Extract every line below that contains the word "المقيمه".
-------
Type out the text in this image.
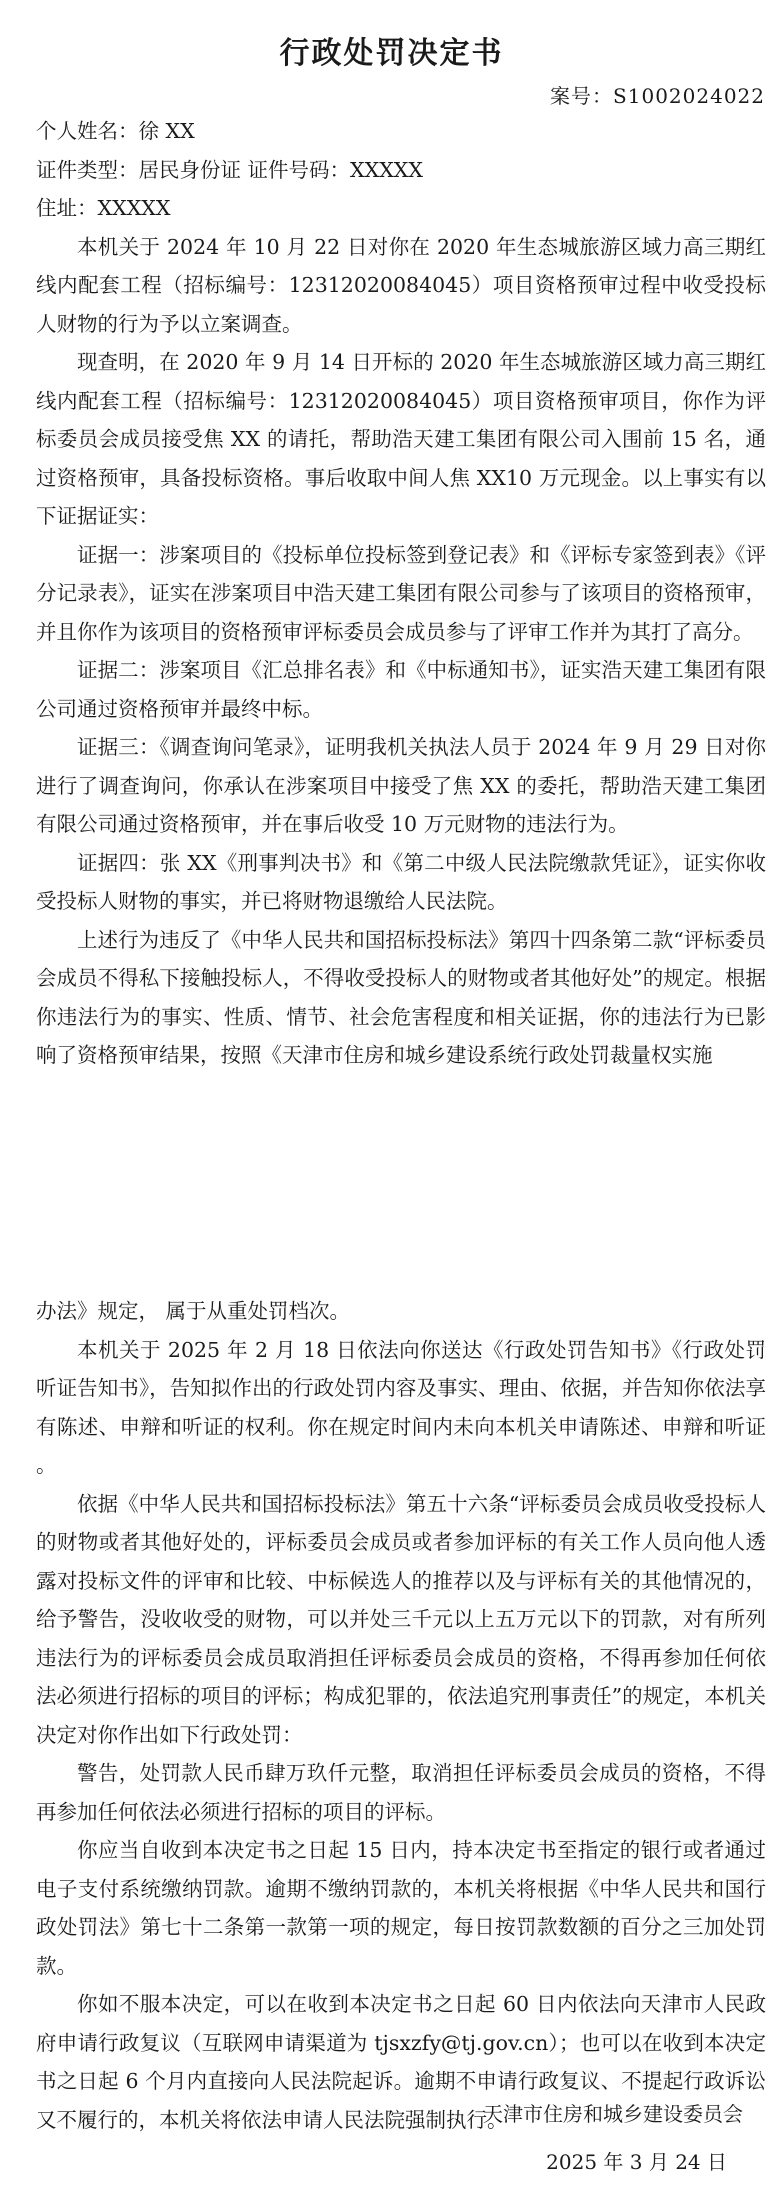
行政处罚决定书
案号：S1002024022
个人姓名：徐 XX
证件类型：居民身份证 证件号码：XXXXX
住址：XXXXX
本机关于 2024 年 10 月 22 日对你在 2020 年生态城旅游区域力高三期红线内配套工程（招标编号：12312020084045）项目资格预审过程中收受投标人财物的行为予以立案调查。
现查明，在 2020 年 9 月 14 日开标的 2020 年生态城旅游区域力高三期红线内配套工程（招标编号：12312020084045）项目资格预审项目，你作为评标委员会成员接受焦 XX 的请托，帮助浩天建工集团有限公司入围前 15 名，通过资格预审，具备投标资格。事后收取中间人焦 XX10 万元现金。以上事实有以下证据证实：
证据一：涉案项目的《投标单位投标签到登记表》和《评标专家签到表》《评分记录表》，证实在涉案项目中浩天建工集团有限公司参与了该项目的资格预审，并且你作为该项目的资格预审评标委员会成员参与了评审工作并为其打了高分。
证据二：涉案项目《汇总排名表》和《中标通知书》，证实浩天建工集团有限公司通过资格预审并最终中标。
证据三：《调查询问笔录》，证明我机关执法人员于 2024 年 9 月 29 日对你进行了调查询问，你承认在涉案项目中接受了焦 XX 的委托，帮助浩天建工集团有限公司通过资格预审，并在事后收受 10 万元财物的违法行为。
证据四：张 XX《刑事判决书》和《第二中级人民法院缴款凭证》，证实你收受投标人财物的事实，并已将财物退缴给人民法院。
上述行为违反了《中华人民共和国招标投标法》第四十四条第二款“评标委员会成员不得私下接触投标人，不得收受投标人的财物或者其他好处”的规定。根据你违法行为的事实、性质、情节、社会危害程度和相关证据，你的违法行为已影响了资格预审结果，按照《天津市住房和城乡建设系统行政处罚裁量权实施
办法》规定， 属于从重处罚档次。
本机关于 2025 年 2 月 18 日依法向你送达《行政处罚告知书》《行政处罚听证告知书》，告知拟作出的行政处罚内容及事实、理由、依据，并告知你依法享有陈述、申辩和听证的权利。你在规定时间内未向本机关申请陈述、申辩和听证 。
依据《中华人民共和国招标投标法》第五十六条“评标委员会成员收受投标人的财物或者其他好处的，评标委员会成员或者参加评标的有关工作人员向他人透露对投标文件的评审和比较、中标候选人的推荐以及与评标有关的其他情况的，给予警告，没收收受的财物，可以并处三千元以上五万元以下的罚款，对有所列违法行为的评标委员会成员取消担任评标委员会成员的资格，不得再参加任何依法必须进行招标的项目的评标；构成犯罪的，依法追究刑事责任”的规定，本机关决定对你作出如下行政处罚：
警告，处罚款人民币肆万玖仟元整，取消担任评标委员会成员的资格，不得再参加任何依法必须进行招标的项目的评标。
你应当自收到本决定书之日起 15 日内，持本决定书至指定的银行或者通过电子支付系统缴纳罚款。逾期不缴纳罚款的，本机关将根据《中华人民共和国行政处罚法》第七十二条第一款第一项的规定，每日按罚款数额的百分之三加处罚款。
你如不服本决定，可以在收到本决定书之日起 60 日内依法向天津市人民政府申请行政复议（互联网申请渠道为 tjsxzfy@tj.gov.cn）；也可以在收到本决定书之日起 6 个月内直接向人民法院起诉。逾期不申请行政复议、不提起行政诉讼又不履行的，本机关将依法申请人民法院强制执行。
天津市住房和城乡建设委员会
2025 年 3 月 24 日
-------
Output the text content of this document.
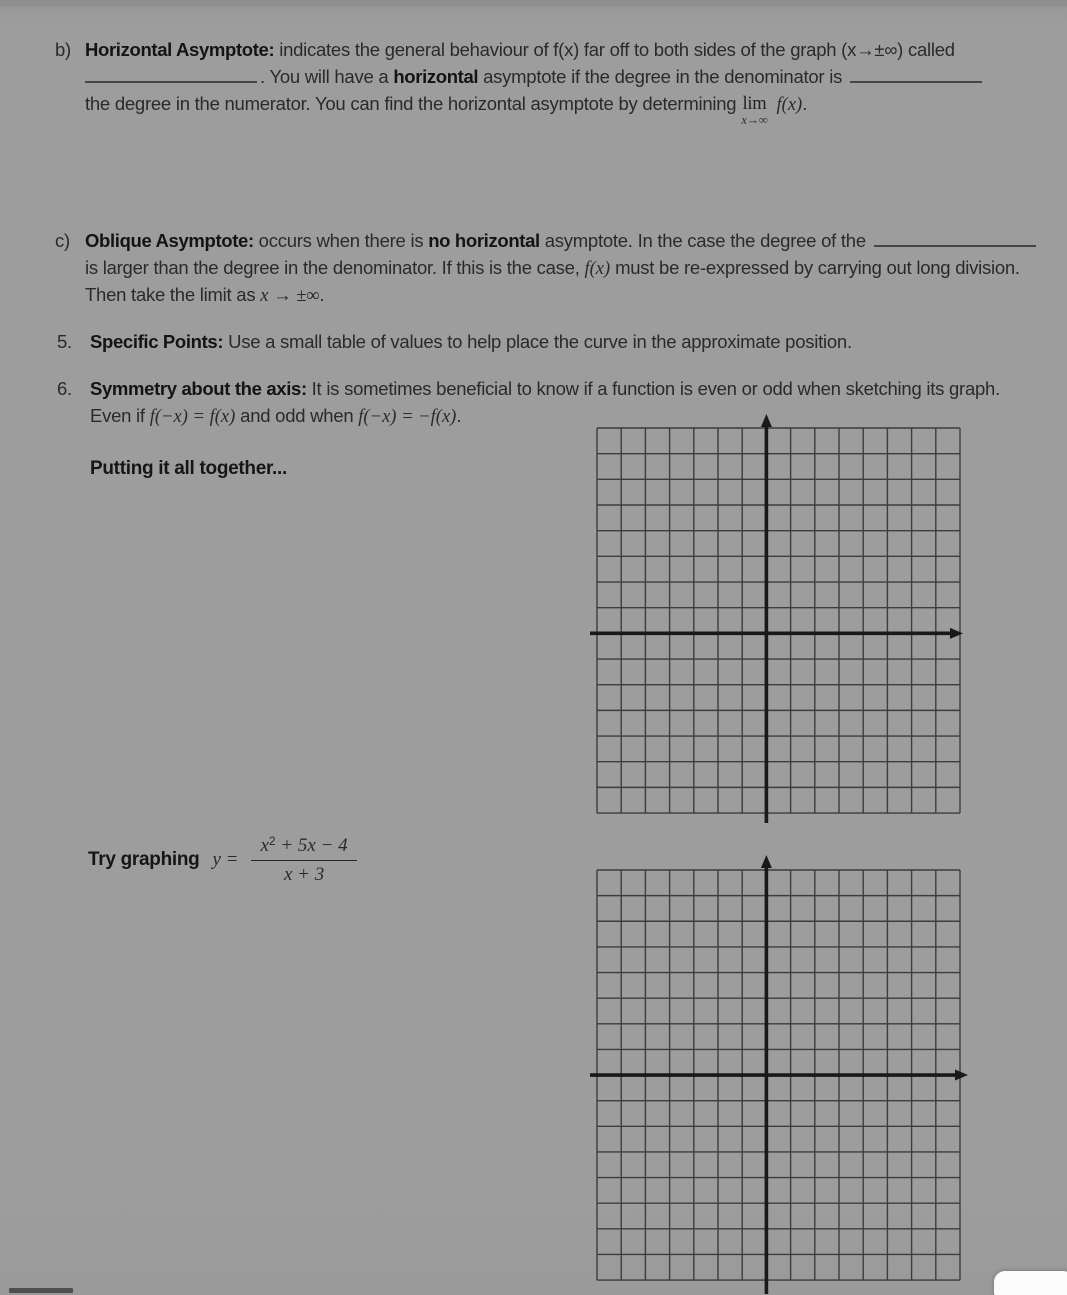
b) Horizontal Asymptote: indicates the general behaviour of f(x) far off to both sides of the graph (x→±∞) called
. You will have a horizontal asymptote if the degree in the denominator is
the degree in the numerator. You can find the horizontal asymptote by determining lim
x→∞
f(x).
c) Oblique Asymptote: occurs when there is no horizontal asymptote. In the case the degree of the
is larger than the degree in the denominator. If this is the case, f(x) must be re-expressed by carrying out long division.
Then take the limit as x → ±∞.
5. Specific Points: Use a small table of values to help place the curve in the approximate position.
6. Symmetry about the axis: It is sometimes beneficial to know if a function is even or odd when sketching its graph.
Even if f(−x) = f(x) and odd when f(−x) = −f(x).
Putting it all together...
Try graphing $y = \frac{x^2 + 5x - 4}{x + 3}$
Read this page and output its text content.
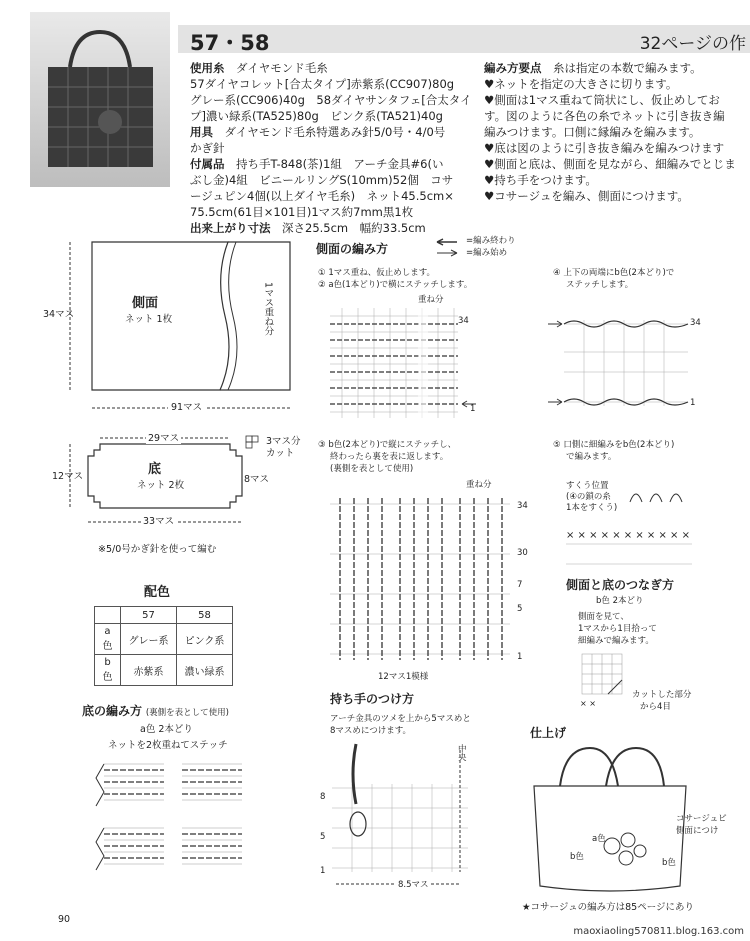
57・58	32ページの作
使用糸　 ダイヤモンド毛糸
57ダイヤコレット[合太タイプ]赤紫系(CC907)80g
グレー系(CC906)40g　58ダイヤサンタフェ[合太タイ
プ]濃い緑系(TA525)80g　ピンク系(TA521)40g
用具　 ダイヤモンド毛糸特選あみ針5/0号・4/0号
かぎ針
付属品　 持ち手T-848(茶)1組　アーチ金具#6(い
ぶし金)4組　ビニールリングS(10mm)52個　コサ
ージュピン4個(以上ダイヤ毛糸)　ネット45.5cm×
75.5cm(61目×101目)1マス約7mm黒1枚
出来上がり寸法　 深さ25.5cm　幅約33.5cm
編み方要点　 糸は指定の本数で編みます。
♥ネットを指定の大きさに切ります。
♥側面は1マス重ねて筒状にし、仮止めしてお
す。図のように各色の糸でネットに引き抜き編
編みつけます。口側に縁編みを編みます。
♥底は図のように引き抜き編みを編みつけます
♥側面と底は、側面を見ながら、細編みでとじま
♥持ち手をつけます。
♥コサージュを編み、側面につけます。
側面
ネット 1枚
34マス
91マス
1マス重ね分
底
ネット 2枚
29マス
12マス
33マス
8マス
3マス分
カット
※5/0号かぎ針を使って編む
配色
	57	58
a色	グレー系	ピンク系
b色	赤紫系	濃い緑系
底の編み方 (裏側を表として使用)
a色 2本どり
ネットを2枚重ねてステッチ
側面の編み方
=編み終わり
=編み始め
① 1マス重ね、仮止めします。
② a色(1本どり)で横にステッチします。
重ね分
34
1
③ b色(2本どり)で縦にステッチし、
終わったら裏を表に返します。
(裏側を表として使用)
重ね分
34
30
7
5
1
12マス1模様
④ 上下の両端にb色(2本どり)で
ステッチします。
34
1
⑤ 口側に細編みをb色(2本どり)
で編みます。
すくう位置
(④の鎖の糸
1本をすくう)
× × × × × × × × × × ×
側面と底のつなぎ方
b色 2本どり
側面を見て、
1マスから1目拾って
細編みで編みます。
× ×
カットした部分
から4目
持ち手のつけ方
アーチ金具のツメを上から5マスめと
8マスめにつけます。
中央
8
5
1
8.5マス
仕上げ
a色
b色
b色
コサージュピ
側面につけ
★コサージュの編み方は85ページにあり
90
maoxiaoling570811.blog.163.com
-------
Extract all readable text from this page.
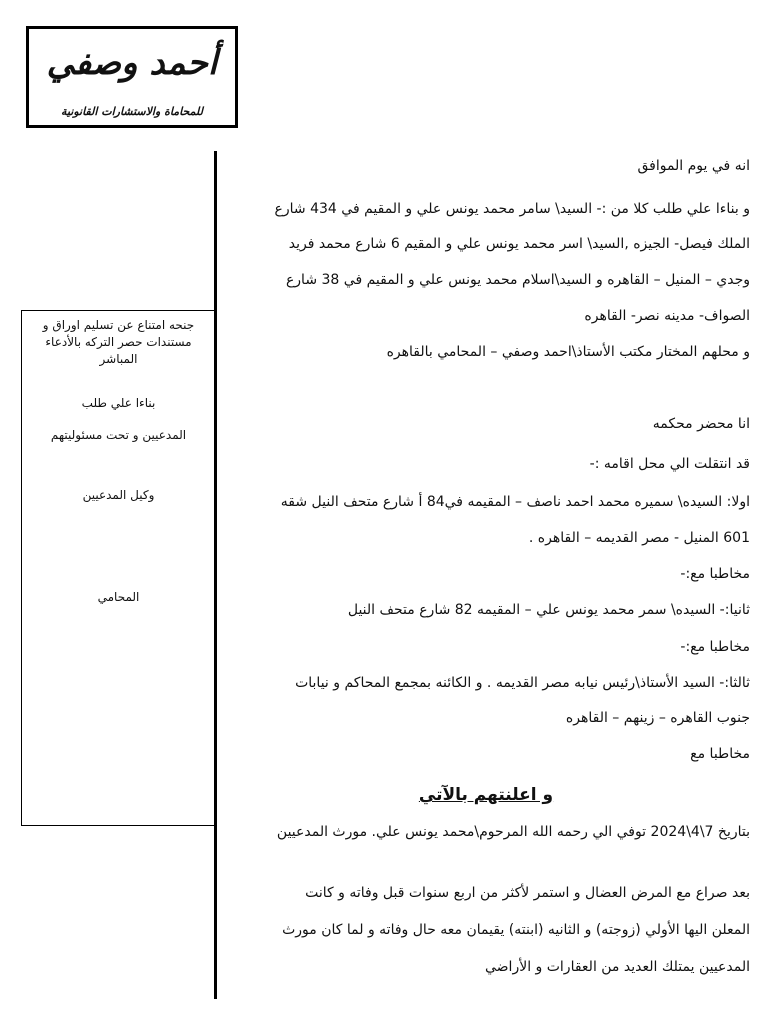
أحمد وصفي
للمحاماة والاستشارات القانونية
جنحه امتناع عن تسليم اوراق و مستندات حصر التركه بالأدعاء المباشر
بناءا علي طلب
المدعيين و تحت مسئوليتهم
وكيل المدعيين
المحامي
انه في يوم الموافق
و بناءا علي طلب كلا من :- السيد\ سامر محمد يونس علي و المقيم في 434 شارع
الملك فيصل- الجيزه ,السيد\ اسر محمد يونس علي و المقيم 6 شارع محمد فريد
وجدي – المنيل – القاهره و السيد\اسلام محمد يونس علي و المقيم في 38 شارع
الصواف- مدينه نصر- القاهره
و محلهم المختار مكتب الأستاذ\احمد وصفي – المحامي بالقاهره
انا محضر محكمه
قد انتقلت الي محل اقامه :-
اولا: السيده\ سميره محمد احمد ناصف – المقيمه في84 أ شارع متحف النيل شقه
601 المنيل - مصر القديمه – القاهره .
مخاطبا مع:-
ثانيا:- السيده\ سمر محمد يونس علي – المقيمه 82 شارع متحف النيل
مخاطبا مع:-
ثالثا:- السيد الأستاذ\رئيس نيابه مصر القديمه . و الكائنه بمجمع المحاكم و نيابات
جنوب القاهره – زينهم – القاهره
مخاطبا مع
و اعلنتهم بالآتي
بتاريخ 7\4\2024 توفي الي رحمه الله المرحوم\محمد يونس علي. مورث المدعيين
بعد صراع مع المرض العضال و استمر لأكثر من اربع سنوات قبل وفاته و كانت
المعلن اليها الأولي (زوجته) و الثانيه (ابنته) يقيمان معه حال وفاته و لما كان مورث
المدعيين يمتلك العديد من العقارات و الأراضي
-------
Right answer:
اولا: السيده\ سميره محمد احمد ناصف – المقيمه في84 أ شارع متحف النيل شقه
ثانيا:- السيده\ سمر محمد يونس علي – المقيمه 82 شارع متحف النيل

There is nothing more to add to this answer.